• [Exercise details]:
Check each line of the material. Copy those containing "вона".

• [Task inputs]:
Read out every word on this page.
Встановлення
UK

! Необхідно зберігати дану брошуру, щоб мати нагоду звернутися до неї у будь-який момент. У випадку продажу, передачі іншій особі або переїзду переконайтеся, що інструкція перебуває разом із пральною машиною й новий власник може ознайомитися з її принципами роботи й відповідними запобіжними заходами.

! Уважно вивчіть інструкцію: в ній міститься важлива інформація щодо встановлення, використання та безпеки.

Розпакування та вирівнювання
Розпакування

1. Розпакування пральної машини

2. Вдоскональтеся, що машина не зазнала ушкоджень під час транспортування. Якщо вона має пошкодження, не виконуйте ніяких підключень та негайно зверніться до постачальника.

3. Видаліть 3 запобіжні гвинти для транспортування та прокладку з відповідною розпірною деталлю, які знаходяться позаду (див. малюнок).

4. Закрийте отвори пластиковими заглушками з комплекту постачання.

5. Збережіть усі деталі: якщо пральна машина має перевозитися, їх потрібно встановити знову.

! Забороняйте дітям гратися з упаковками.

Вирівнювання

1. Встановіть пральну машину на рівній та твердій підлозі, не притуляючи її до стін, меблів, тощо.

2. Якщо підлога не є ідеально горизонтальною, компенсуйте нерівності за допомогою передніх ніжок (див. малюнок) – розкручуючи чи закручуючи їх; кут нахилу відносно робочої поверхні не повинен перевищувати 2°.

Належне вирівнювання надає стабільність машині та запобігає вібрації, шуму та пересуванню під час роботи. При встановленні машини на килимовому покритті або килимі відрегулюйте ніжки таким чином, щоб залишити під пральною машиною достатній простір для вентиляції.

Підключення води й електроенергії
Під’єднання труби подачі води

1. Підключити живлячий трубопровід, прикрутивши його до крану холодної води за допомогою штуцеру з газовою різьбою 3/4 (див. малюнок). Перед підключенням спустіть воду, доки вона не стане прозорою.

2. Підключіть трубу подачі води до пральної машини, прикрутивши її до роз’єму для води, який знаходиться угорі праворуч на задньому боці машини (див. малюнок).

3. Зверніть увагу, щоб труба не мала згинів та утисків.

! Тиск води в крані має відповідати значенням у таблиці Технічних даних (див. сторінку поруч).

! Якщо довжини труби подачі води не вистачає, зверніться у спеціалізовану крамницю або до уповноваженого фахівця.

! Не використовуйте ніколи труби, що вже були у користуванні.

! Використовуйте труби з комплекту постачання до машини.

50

• [Expected output]:
2. Вдоскональтеся, що машина не зазнала ушкоджень під час транспортування. Якщо вона має пошкодження, не виконуйте ніяких підключень та негайно зверніться до постачальника.
1. Підключити живлячий трубопровід, прикрутивши його до крану холодної води за допомогою штуцеру з газовою різьбою 3/4 (див. малюнок). Перед підключенням спустіть воду, доки вона не стане прозорою.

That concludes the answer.